* Job
Output the lines that follow exactly as they are.

[Stored items from a collection]
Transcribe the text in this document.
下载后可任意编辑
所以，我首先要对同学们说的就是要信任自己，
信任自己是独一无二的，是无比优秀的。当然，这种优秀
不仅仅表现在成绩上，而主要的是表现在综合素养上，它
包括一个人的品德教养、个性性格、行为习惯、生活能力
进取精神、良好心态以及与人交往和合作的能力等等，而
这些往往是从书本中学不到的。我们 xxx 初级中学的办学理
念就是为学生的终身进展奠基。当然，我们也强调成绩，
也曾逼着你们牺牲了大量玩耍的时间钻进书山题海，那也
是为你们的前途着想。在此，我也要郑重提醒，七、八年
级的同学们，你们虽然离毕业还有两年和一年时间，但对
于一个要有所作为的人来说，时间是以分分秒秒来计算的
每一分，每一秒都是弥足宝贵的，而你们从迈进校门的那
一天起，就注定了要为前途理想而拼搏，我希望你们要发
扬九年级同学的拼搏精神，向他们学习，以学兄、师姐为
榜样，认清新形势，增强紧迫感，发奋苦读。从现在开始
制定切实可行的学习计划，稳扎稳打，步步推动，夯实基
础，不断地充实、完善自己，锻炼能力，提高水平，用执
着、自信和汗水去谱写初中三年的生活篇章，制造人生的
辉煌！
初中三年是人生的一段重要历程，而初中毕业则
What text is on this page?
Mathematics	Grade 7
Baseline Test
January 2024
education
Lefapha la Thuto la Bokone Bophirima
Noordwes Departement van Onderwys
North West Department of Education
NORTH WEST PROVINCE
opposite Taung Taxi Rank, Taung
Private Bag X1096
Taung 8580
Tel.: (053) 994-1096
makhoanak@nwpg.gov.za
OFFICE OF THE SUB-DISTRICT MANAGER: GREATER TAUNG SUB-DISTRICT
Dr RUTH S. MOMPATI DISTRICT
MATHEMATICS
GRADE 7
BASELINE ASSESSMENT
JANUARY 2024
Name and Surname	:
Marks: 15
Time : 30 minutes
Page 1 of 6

* Result
Transcribe the text in this document.
下载后可任意编辑
所以，我首先要对同学们说的就是要信任自己，
信任自己是独一无二的，是无比优秀的。当然，这种优秀
不仅仅表现在成绩上，而主要的是表现在综合素养上，它
包括一个人的品德教养、个性性格、行为习惯、生活能力
进取精神、良好心态以及与人交往和合作的能力等等，而
这些往往是从书本中学不到的。我们 xxx 初级中学的办学理
念就是为学生的终身进展奠基。当然，我们也强调成绩，
也曾逼着你们牺牲了大量玩耍的时间钻进书山题海，那也
是为你们的前途着想。在此，我也要郑重提醒，七、八年
级的同学们，你们虽然离毕业还有两年和一年时间，但对
于一个要有所作为的人来说，时间是以分分秒秒来计算的
每一分，每一秒都是弥足宝贵的，而你们从迈进校门的那
一天起，就注定了要为前途理想而拼搏，我希望你们要发
扬九年级同学的拼搏精神，向他们学习，以学兄、师姐为
榜样，认清新形势，增强紧迫感，发奋苦读。从现在开始
制定切实可行的学习计划，稳扎稳打，步步推动，夯实基
础，不断地充实、完善自己，锻炼能力，提高水平，用执
着、自信和汗水去谱写初中三年的生活篇章，制造人生的
辉煌！
初中三年是人生的一段重要历程，而初中毕业则
What text is on this page?
Mathematics	Grade 7
Baseline Test
January 2024
education
Lefapha la Thuto la Bokone Bophirima
Noordwes Departement van Onderwys
North West Department of Education
NORTH WEST PROVINCE
opposite Taung Taxi Rank, Taung
Private Bag X1096
Taung 8580
Tel.: (053) 994-1096
makhoanak@nwpg.gov.za
OFFICE OF THE SUB-DISTRICT MANAGER: GREATER TAUNG SUB-DISTRICT
Dr RUTH S. MOMPATI DISTRICT
MATHEMATICS
GRADE 7
BASELINE ASSESSMENT
JANUARY 2024
Name and Surname	:
Marks: 15
Time : 30 minutes
Page 1 of 6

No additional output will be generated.